[Collected data entries]
□ □ □ □ □ □ □
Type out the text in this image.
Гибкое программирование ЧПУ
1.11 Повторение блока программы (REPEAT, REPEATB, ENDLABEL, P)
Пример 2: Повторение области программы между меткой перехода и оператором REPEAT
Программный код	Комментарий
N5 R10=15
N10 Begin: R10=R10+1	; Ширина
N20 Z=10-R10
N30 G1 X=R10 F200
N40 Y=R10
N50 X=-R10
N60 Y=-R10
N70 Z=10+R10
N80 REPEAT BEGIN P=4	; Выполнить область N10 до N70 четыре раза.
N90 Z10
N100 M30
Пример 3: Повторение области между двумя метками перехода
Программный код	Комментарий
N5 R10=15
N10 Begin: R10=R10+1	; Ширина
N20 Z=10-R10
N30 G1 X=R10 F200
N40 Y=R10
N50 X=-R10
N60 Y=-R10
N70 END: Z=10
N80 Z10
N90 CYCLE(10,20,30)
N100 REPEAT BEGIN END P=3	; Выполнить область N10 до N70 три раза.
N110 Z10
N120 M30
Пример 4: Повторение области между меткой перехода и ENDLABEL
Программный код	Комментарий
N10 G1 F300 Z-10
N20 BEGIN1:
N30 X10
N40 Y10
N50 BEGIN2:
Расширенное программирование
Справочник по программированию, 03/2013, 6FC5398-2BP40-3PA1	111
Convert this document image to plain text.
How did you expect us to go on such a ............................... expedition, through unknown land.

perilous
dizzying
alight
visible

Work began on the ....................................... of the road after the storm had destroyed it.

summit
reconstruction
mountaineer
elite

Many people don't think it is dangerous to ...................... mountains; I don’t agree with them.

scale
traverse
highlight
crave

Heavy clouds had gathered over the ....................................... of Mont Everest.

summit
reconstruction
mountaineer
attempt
□ □ □ □ □ □ □
→ What the task asks: Would you reproduce the material above in full, exactly as given?

→ Task result:
Type out the text in this image.
Гибкое программирование ЧПУ
1.11 Повторение блока программы (REPEAT, REPEATB, ENDLABEL, P)
Пример 2: Повторение области программы между меткой перехода и оператором REPEAT
Программный код	Комментарий
N5 R10=15
N10 Begin: R10=R10+1	; Ширина
N20 Z=10-R10
N30 G1 X=R10 F200
N40 Y=R10
N50 X=-R10
N60 Y=-R10
N70 Z=10+R10
N80 REPEAT BEGIN P=4	; Выполнить область N10 до N70 четыре раза.
N90 Z10
N100 M30
Пример 3: Повторение области между двумя метками перехода
Программный код	Комментарий
N5 R10=15
N10 Begin: R10=R10+1	; Ширина
N20 Z=10-R10
N30 G1 X=R10 F200
N40 Y=R10
N50 X=-R10
N60 Y=-R10
N70 END: Z=10
N80 Z10
N90 CYCLE(10,20,30)
N100 REPEAT BEGIN END P=3	; Выполнить область N10 до N70 три раза.
N110 Z10
N120 M30
Пример 4: Повторение области между меткой перехода и ENDLABEL
Программный код	Комментарий
N10 G1 F300 Z-10
N20 BEGIN1:
N30 X10
N40 Y10
N50 BEGIN2:
Расширенное программирование
Справочник по программированию, 03/2013, 6FC5398-2BP40-3PA1	111
Convert this document image to plain text.
How did you expect us to go on such a ............................... expedition, through unknown land.

perilous
dizzying
alight
visible

Work began on the ....................................... of the road after the storm had destroyed it.

summit
reconstruction
mountaineer
elite

Many people don't think it is dangerous to ...................... mountains; I don’t agree with them.

scale
traverse
highlight
crave

Heavy clouds had gathered over the ....................................... of Mont Everest.

summit
reconstruction
mountaineer
attempt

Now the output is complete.